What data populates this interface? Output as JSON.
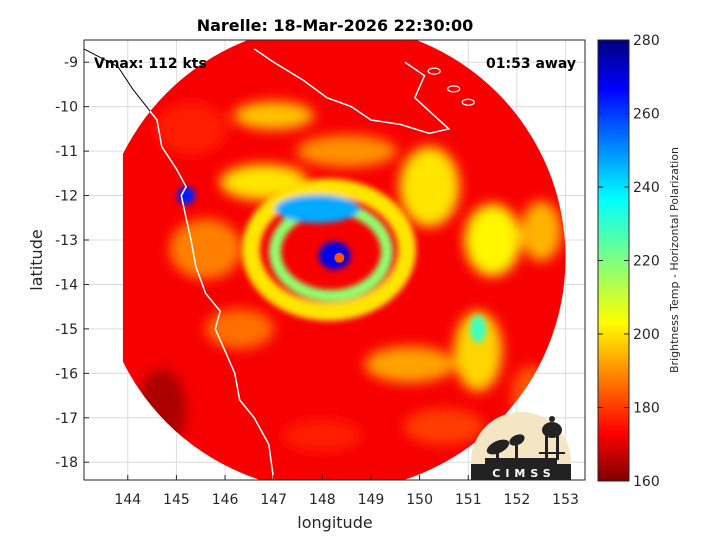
{
  "chart_data": {
    "type": "heatmap",
    "title": "Narelle: 18-Mar-2026 22:30:00",
    "xlabel": "longitude",
    "ylabel": "latitude",
    "xlim": [
      143.1,
      153.4
    ],
    "ylim": [
      -18.4,
      -8.5
    ],
    "x_ticks": [
      144,
      145,
      146,
      147,
      148,
      149,
      150,
      151,
      152,
      153
    ],
    "y_ticks": [
      -9,
      -10,
      -11,
      -12,
      -13,
      -14,
      -15,
      -16,
      -17,
      -18
    ],
    "grid": true,
    "annotations": {
      "vmax": "Vmax: 112 kts",
      "time_away": "01:53 away"
    },
    "colorbar": {
      "label": "Brightness Temp - Horizontal Polarization",
      "range": [
        160,
        280
      ],
      "ticks": [
        280,
        260,
        240,
        220,
        200,
        180,
        160
      ],
      "colormap": "jet"
    },
    "storm_center": {
      "lon": 148.3,
      "lat": -13.4
    },
    "swath": {
      "center_lon": 148.2,
      "center_lat": -13.4,
      "radius_deg": 4.8
    },
    "features": [
      {
        "label": "eye",
        "lon": 148.35,
        "lat": -13.4,
        "value": 255
      },
      {
        "label": "eyewall",
        "lon": 148.25,
        "lat": -13.35,
        "value": 172
      },
      {
        "label": "north rainband",
        "lon": 147.9,
        "lat": -12.3,
        "value": 195
      },
      {
        "label": "outer convection west",
        "lon": 145.2,
        "lat": -12.0,
        "value": 178
      },
      {
        "label": "rainband east",
        "lon": 151.2,
        "lat": -15.0,
        "value": 212
      }
    ]
  },
  "logo": {
    "text": "CIMSS"
  },
  "colors": {
    "coastline": "#ffffff",
    "land_outline": "#000000",
    "background": "#ffffff"
  }
}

*WHAT IS ASKED*: Spot every line that holds "ffffff" and copy it.

*RESULT OF THE TASK*:
    "coastline": "#ffffff",
    "background": "#ffffff"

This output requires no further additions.